* START INFORMATION GIVEN *

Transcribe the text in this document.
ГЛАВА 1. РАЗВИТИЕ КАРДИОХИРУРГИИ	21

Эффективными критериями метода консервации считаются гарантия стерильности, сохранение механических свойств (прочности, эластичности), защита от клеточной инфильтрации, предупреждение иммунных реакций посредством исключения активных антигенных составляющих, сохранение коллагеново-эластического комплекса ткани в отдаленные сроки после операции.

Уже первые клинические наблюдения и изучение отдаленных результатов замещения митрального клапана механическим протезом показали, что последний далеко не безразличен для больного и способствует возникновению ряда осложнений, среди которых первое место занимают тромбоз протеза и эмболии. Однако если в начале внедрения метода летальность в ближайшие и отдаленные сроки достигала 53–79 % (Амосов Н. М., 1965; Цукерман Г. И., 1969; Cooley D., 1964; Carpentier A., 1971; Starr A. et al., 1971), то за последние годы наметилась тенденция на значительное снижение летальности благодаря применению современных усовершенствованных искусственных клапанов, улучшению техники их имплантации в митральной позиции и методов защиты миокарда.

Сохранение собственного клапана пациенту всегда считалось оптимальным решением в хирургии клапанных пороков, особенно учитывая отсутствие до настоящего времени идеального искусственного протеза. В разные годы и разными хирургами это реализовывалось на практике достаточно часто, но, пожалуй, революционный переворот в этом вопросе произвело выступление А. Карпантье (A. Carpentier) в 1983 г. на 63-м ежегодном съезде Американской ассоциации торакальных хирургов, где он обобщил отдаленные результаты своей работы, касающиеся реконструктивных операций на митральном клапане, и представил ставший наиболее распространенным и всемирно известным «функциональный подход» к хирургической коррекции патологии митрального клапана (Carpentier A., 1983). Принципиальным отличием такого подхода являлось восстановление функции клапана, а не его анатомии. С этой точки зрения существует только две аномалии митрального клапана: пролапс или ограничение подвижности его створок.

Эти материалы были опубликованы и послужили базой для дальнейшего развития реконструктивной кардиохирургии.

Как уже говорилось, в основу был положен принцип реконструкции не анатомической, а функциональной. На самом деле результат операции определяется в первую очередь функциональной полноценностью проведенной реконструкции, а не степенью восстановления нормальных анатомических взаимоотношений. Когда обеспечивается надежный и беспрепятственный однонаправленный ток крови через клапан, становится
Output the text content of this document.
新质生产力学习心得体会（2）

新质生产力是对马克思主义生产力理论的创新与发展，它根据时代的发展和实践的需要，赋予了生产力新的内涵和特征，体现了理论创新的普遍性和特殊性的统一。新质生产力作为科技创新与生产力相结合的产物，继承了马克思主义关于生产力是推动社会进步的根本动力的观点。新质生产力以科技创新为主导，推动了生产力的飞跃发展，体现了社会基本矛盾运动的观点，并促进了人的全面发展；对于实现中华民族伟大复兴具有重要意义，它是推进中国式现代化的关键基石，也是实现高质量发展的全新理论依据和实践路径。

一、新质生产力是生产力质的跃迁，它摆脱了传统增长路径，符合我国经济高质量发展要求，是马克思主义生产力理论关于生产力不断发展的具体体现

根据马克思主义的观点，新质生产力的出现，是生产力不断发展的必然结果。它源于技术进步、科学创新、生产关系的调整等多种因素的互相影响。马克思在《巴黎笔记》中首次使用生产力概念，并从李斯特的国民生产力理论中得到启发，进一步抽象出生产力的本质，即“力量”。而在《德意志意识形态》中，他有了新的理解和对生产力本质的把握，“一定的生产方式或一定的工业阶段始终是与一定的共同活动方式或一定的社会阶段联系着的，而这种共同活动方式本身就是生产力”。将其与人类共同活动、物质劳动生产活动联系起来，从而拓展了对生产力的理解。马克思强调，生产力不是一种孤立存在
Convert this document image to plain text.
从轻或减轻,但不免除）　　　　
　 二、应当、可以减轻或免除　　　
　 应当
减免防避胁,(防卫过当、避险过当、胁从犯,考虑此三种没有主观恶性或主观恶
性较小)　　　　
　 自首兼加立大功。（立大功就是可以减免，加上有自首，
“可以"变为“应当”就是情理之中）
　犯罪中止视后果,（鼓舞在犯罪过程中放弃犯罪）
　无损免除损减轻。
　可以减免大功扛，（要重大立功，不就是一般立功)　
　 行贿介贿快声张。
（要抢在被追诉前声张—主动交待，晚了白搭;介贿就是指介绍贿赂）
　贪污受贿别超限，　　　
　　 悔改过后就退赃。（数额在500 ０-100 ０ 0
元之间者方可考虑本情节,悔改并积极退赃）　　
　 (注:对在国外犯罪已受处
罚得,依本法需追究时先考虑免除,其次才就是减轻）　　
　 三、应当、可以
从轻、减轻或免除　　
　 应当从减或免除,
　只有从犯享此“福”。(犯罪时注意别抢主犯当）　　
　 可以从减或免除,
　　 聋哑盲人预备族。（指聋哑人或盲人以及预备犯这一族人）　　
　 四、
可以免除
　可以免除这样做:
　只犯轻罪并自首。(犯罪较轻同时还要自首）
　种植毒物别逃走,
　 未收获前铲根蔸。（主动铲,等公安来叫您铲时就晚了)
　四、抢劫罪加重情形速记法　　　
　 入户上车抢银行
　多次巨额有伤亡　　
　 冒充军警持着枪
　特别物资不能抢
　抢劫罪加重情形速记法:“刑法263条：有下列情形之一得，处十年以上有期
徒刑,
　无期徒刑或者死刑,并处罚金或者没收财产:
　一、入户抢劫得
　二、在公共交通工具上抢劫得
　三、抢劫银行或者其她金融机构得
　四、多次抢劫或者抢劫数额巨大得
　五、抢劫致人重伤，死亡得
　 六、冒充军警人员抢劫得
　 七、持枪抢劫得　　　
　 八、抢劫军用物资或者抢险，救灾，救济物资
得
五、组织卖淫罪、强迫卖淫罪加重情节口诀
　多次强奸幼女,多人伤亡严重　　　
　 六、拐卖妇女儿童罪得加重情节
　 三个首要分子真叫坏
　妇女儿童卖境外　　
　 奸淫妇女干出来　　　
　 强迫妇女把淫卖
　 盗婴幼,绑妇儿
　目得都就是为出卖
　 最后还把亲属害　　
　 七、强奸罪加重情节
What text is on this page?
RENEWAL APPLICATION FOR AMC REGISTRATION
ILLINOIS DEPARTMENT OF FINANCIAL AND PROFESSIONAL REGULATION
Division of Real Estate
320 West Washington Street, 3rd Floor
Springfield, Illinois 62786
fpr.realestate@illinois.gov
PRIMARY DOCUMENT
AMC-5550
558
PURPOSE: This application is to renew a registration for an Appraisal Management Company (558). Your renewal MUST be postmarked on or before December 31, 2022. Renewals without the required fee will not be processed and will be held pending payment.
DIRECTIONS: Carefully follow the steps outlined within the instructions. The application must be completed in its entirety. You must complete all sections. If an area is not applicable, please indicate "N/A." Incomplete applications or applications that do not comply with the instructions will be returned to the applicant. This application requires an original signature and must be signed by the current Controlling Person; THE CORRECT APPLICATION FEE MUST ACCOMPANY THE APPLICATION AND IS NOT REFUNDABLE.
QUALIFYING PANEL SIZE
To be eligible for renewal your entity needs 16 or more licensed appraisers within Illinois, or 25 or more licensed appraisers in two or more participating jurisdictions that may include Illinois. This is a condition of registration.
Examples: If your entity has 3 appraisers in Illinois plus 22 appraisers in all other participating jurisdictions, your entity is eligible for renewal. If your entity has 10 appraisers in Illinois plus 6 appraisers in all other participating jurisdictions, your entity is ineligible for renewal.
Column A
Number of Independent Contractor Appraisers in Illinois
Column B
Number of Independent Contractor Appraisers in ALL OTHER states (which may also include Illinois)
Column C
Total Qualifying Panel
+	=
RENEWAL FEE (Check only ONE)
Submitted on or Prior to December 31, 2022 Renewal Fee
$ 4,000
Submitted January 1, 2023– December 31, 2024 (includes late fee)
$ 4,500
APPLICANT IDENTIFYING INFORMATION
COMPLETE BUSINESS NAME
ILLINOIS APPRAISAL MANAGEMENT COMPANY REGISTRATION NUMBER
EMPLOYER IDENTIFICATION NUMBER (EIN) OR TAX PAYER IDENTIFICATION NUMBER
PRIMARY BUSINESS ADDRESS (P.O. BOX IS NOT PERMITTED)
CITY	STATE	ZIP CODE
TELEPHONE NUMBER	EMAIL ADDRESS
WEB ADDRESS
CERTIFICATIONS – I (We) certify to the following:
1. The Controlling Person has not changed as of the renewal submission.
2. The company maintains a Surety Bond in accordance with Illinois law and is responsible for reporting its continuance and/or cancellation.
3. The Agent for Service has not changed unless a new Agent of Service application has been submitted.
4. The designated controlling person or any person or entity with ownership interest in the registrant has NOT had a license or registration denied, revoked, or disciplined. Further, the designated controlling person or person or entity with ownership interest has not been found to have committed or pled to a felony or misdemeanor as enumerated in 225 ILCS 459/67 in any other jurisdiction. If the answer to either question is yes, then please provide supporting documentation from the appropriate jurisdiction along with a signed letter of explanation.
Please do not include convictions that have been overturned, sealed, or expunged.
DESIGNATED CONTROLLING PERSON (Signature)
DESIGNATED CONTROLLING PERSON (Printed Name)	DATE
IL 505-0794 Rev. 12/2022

* END INFORMATION GIVEN *

WORK TO BE COMPLETED:
Which lines of the data include "December"? Copy each of them.

COMPLETED EXERCISE:
PURPOSE: This application is to renew a registration for an Appraisal Management Company (558). Your renewal MUST be postmarked on or before December 31, 2022. Renewals without the required fee will not be processed and will be held pending payment.
Submitted on or Prior to December 31, 2022 Renewal Fee
Submitted January 1, 2023– December 31, 2024 (includes late fee)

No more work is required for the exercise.